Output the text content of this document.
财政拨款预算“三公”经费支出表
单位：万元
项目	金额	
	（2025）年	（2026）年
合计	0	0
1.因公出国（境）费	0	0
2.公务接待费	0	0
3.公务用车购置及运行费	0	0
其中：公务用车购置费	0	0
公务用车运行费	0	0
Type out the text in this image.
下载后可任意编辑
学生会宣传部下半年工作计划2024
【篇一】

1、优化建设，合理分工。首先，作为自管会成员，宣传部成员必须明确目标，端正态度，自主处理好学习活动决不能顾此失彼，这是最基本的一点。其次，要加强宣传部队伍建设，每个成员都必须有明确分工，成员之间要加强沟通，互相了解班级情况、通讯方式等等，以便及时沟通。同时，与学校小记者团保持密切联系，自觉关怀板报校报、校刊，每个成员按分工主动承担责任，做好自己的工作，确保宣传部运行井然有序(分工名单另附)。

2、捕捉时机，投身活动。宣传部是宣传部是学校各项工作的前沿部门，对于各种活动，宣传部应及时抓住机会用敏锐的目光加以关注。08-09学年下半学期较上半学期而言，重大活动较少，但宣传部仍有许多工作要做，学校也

What needs to be done >> Look above for the line containing "Type out the text in this image.", then transcribe it and all lines after it through the last, exactly and with nothing else.

The result >>
Type out the text in this image.
下载后可任意编辑
学生会宣传部下半年工作计划2024
【篇一】

1、优化建设，合理分工。首先，作为自管会成员，宣传部成员必须明确目标，端正态度，自主处理好学习活动决不能顾此失彼，这是最基本的一点。其次，要加强宣传部队伍建设，每个成员都必须有明确分工，成员之间要加强沟通，互相了解班级情况、通讯方式等等，以便及时沟通。同时，与学校小记者团保持密切联系，自觉关怀板报校报、校刊，每个成员按分工主动承担责任，做好自己的工作，确保宣传部运行井然有序(分工名单另附)。

2、捕捉时机，投身活动。宣传部是宣传部是学校各项工作的前沿部门，对于各种活动，宣传部应及时抓住机会用敏锐的目光加以关注。08-09学年下半学期较上半学期而言，重大活动较少，但宣传部仍有许多工作要做，学校也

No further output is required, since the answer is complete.